THE EXERCISE>
Every entry must be given again exactly.

DATA LISTING>
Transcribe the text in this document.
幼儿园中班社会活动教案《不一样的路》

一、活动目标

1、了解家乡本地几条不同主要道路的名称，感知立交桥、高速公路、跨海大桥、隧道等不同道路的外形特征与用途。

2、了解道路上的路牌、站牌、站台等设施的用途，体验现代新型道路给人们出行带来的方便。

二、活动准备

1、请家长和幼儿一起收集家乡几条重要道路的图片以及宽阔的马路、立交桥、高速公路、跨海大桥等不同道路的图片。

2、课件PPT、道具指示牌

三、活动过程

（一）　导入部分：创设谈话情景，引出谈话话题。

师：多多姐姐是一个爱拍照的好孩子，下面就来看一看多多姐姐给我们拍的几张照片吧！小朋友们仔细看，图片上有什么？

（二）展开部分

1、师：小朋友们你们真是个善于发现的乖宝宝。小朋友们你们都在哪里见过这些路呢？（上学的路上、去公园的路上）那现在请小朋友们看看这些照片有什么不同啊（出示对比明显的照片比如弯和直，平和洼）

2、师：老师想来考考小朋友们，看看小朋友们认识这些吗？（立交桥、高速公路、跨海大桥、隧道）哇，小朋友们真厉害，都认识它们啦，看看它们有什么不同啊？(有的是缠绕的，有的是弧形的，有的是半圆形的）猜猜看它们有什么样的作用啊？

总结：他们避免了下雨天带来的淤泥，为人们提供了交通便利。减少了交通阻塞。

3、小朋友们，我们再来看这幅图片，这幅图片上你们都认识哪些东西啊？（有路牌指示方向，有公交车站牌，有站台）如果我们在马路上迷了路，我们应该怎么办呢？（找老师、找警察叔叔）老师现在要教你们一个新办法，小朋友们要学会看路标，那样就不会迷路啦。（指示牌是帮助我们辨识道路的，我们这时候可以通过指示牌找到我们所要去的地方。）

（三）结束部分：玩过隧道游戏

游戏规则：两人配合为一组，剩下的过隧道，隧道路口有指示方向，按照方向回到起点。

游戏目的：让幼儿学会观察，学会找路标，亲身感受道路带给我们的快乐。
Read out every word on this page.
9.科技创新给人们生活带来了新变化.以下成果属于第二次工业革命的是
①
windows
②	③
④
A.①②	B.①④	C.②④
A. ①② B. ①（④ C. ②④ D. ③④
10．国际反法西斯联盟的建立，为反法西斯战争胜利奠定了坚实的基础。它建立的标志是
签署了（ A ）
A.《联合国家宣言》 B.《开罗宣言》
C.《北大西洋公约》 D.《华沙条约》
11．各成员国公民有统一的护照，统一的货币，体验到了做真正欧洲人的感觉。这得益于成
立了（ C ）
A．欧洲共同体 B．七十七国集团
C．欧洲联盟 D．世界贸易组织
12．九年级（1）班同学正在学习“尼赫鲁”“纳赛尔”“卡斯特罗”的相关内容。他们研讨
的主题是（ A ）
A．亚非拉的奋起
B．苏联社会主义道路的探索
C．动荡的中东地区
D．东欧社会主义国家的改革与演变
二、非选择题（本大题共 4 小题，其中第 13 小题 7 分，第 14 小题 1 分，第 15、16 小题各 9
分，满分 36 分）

OUTPUT BELOW>
Transcribe the text in this document.
幼儿园中班社会活动教案《不一样的路》

一、活动目标

1、了解家乡本地几条不同主要道路的名称，感知立交桥、高速公路、跨海大桥、隧道等不同道路的外形特征与用途。

2、了解道路上的路牌、站牌、站台等设施的用途，体验现代新型道路给人们出行带来的方便。

二、活动准备

1、请家长和幼儿一起收集家乡几条重要道路的图片以及宽阔的马路、立交桥、高速公路、跨海大桥等不同道路的图片。

2、课件PPT、道具指示牌

三、活动过程

（一）　导入部分：创设谈话情景，引出谈话话题。

师：多多姐姐是一个爱拍照的好孩子，下面就来看一看多多姐姐给我们拍的几张照片吧！小朋友们仔细看，图片上有什么？

（二）展开部分

1、师：小朋友们你们真是个善于发现的乖宝宝。小朋友们你们都在哪里见过这些路呢？（上学的路上、去公园的路上）那现在请小朋友们看看这些照片有什么不同啊（出示对比明显的照片比如弯和直，平和洼）

2、师：老师想来考考小朋友们，看看小朋友们认识这些吗？（立交桥、高速公路、跨海大桥、隧道）哇，小朋友们真厉害，都认识它们啦，看看它们有什么不同啊？(有的是缠绕的，有的是弧形的，有的是半圆形的）猜猜看它们有什么样的作用啊？

总结：他们避免了下雨天带来的淤泥，为人们提供了交通便利。减少了交通阻塞。

3、小朋友们，我们再来看这幅图片，这幅图片上你们都认识哪些东西啊？（有路牌指示方向，有公交车站牌，有站台）如果我们在马路上迷了路，我们应该怎么办呢？（找老师、找警察叔叔）老师现在要教你们一个新办法，小朋友们要学会看路标，那样就不会迷路啦。（指示牌是帮助我们辨识道路的，我们这时候可以通过指示牌找到我们所要去的地方。）

（三）结束部分：玩过隧道游戏

游戏规则：两人配合为一组，剩下的过隧道，隧道路口有指示方向，按照方向回到起点。

游戏目的：让幼儿学会观察，学会找路标，亲身感受道路带给我们的快乐。
Read out every word on this page.
9.科技创新给人们生活带来了新变化.以下成果属于第二次工业革命的是
①
windows
②	③
④
A.①②	B.①④	C.②④
A. ①② B. ①（④ C. ②④ D. ③④
10．国际反法西斯联盟的建立，为反法西斯战争胜利奠定了坚实的基础。它建立的标志是
签署了（ A ）
A.《联合国家宣言》 B.《开罗宣言》
C.《北大西洋公约》 D.《华沙条约》
11．各成员国公民有统一的护照，统一的货币，体验到了做真正欧洲人的感觉。这得益于成
立了（ C ）
A．欧洲共同体 B．七十七国集团
C．欧洲联盟 D．世界贸易组织
12．九年级（1）班同学正在学习“尼赫鲁”“纳赛尔”“卡斯特罗”的相关内容。他们研讨
的主题是（ A ）
A．亚非拉的奋起
B．苏联社会主义道路的探索
C．动荡的中东地区
D．东欧社会主义国家的改革与演变
二、非选择题（本大题共 4 小题，其中第 13 小题 7 分，第 14 小题 1 分，第 15、16 小题各 9
分，满分 36 分）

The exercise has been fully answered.